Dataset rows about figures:
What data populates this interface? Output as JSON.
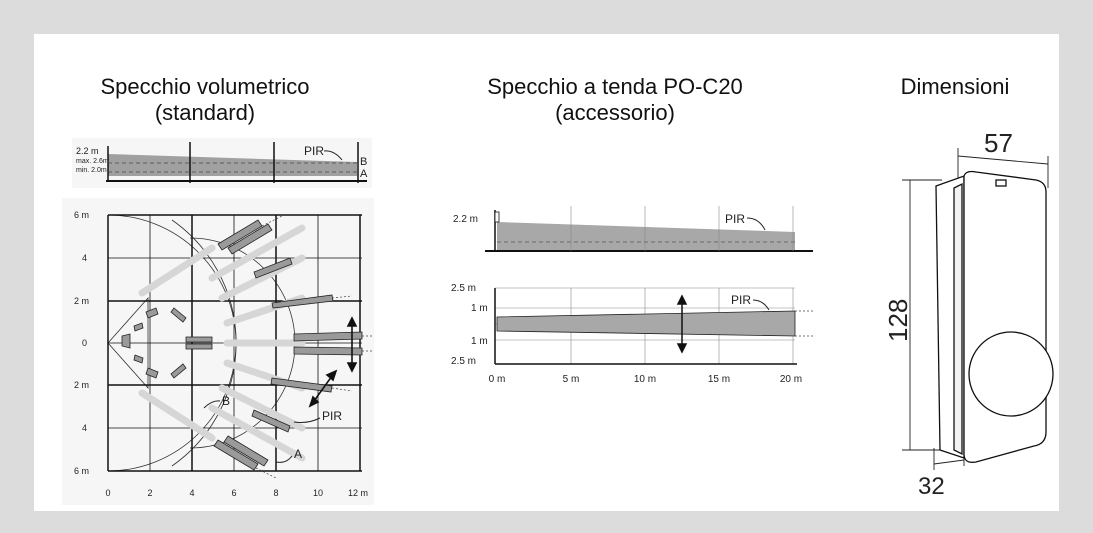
{
  "panels": {
    "volumetric": {
      "title_line1": "Specchio volumetrico",
      "title_line2": "(standard)",
      "side": {
        "height_label": "2.2 m",
        "max_label": "max. 2.6m",
        "min_label": "min. 2.0m",
        "pir_label": "PIR",
        "b_label": "B",
        "a_label": "A"
      },
      "top": {
        "y_labels": [
          "6 m",
          "4",
          "2 m",
          "0",
          "2 m",
          "4",
          "6 m"
        ],
        "x_labels": [
          "0",
          "2",
          "4",
          "6",
          "8",
          "10",
          "12 m"
        ],
        "pir_label": "PIR",
        "a_label": "A",
        "b_label": "B"
      }
    },
    "curtain": {
      "title_line1": "Specchio a tenda PO-C20",
      "title_line2": "(accessorio)",
      "side": {
        "height_label": "2.2 m",
        "pir_label": "PIR"
      },
      "top": {
        "y_labels": [
          "2.5 m",
          "1 m",
          "1 m",
          "2.5 m"
        ],
        "x_labels": [
          "0 m",
          "5 m",
          "10 m",
          "15 m",
          "20 m"
        ],
        "pir_label": "PIR"
      }
    },
    "dimensions": {
      "title": "Dimensioni",
      "width_label": "57",
      "height_label": "128",
      "depth_label": "32"
    }
  },
  "colors": {
    "background": "#dcdcdc",
    "panel": "#ffffff",
    "beam": "#9a9a9a",
    "beam_light": "#d9d9d9",
    "line": "#111111"
  }
}
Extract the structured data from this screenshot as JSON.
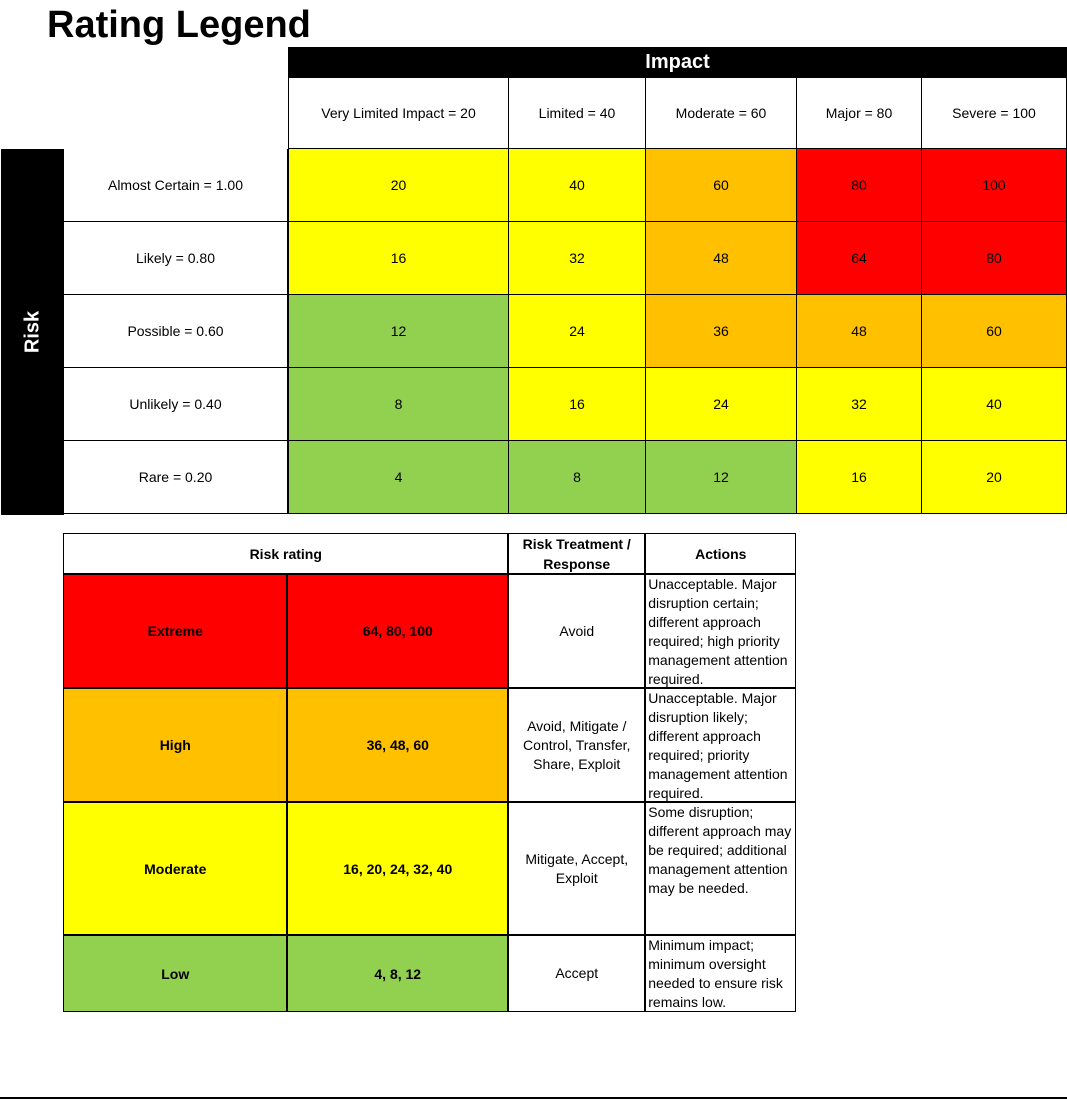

■ Required work: Without the pictures, write out every entry precisely as it appears.

■ Complete response:
What data populates this interface? Output as JSON.
{
  "panels": {
    "volumetric": {
      "title_line1": "Specchio volumetrico",
      "title_line2": "(standard)",
      "side": {
        "height_label": "2.2 m",
        "max_label": "max. 2.6m",
        "min_label": "min. 2.0m",
        "pir_label": "PIR",
        "b_label": "B",
        "a_label": "A"
      },
      "top": {
        "y_labels": [
          "6 m",
          "4",
          "2 m",
          "0",
          "2 m",
          "4",
          "6 m"
        ],
        "x_labels": [
          "0",
          "2",
          "4",
          "6",
          "8",
          "10",
          "12 m"
        ],
        "pir_label": "PIR",
        "a_label": "A",
        "b_label": "B"
      }
    },
    "curtain": {
      "title_line1": "Specchio a tenda PO-C20",
      "title_line2": "(accessorio)",
      "side": {
        "height_label": "2.2 m",
        "pir_label": "PIR"
      },
      "top": {
        "y_labels": [
          "2.5 m",
          "1 m",
          "1 m",
          "2.5 m"
        ],
        "x_labels": [
          "0 m",
          "5 m",
          "10 m",
          "15 m",
          "20 m"
        ],
        "pir_label": "PIR"
      }
    },
    "dimensions": {
      "title": "Dimensioni",
      "width_label": "57",
      "height_label": "128",
      "depth_label": "32"
    }
  },
  "colors": {
    "background": "#dcdcdc",
    "panel": "#ffffff",
    "beam": "#9a9a9a",
    "beam_light": "#d9d9d9",
    "line": "#111111"
  }
}
Extract the structured data from this screenshot as JSON.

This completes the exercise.